* [MATERIAL]:
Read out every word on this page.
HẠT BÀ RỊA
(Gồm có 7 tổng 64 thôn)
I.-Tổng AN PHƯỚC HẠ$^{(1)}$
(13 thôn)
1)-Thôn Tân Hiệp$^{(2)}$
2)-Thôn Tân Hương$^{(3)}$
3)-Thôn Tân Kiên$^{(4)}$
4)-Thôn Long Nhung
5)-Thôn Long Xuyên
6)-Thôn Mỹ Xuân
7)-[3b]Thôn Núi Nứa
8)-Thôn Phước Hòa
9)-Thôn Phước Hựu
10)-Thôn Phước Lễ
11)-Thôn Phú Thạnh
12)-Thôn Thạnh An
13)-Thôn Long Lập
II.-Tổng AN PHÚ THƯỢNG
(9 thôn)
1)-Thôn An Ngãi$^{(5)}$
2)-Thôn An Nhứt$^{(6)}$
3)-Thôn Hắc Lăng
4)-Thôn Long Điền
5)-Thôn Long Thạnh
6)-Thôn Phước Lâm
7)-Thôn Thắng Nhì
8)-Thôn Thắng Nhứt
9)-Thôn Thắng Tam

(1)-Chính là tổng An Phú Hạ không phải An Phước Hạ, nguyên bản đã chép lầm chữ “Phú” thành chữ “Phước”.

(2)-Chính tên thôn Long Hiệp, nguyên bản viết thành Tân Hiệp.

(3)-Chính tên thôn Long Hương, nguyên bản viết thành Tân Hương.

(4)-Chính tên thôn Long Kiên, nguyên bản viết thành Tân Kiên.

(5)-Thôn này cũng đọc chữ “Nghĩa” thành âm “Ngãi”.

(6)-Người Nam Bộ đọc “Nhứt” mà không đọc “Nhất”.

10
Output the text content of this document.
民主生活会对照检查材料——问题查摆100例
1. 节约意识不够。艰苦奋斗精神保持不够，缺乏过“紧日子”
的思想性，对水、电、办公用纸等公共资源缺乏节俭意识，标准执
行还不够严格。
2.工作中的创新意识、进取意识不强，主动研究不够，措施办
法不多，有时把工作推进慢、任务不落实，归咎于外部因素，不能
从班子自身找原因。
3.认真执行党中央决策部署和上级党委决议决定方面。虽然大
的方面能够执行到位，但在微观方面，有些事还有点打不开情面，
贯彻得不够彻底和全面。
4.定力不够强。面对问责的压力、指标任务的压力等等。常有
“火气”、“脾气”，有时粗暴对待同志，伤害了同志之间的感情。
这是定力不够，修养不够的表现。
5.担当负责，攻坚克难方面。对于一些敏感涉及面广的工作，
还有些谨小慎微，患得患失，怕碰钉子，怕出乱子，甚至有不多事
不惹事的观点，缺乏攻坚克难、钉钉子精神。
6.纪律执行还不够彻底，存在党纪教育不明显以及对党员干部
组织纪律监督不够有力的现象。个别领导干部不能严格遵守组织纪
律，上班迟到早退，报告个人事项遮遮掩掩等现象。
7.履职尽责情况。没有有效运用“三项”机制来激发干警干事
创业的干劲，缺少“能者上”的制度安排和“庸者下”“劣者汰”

* [SET PROBLEM]: Print out every record again, exactly and in full.

* [TASK RESPONSE]:
Read out every word on this page.
HẠT BÀ RỊA
(Gồm có 7 tổng 64 thôn)
I.-Tổng AN PHƯỚC HẠ$^{(1)}$
(13 thôn)
1)-Thôn Tân Hiệp$^{(2)}$
2)-Thôn Tân Hương$^{(3)}$
3)-Thôn Tân Kiên$^{(4)}$
4)-Thôn Long Nhung
5)-Thôn Long Xuyên
6)-Thôn Mỹ Xuân
7)-[3b]Thôn Núi Nứa
8)-Thôn Phước Hòa
9)-Thôn Phước Hựu
10)-Thôn Phước Lễ
11)-Thôn Phú Thạnh
12)-Thôn Thạnh An
13)-Thôn Long Lập
II.-Tổng AN PHÚ THƯỢNG
(9 thôn)
1)-Thôn An Ngãi$^{(5)}$
2)-Thôn An Nhứt$^{(6)}$
3)-Thôn Hắc Lăng
4)-Thôn Long Điền
5)-Thôn Long Thạnh
6)-Thôn Phước Lâm
7)-Thôn Thắng Nhì
8)-Thôn Thắng Nhứt
9)-Thôn Thắng Tam

(1)-Chính là tổng An Phú Hạ không phải An Phước Hạ, nguyên bản đã chép lầm chữ “Phú” thành chữ “Phước”.

(2)-Chính tên thôn Long Hiệp, nguyên bản viết thành Tân Hiệp.

(3)-Chính tên thôn Long Hương, nguyên bản viết thành Tân Hương.

(4)-Chính tên thôn Long Kiên, nguyên bản viết thành Tân Kiên.

(5)-Thôn này cũng đọc chữ “Nghĩa” thành âm “Ngãi”.

(6)-Người Nam Bộ đọc “Nhứt” mà không đọc “Nhất”.

10
Output the text content of this document.
民主生活会对照检查材料——问题查摆100例
1. 节约意识不够。艰苦奋斗精神保持不够，缺乏过“紧日子”
的思想性，对水、电、办公用纸等公共资源缺乏节俭意识，标准执
行还不够严格。
2.工作中的创新意识、进取意识不强，主动研究不够，措施办
法不多，有时把工作推进慢、任务不落实，归咎于外部因素，不能
从班子自身找原因。
3.认真执行党中央决策部署和上级党委决议决定方面。虽然大
的方面能够执行到位，但在微观方面，有些事还有点打不开情面，
贯彻得不够彻底和全面。
4.定力不够强。面对问责的压力、指标任务的压力等等。常有
“火气”、“脾气”，有时粗暴对待同志，伤害了同志之间的感情。
这是定力不够，修养不够的表现。
5.担当负责，攻坚克难方面。对于一些敏感涉及面广的工作，
还有些谨小慎微，患得患失，怕碰钉子，怕出乱子，甚至有不多事
不惹事的观点，缺乏攻坚克难、钉钉子精神。
6.纪律执行还不够彻底，存在党纪教育不明显以及对党员干部
组织纪律监督不够有力的现象。个别领导干部不能严格遵守组织纪
律，上班迟到早退，报告个人事项遮遮掩掩等现象。
7.履职尽责情况。没有有效运用“三项”机制来激发干警干事
创业的干劲，缺少“能者上”的制度安排和“庸者下”“劣者汰”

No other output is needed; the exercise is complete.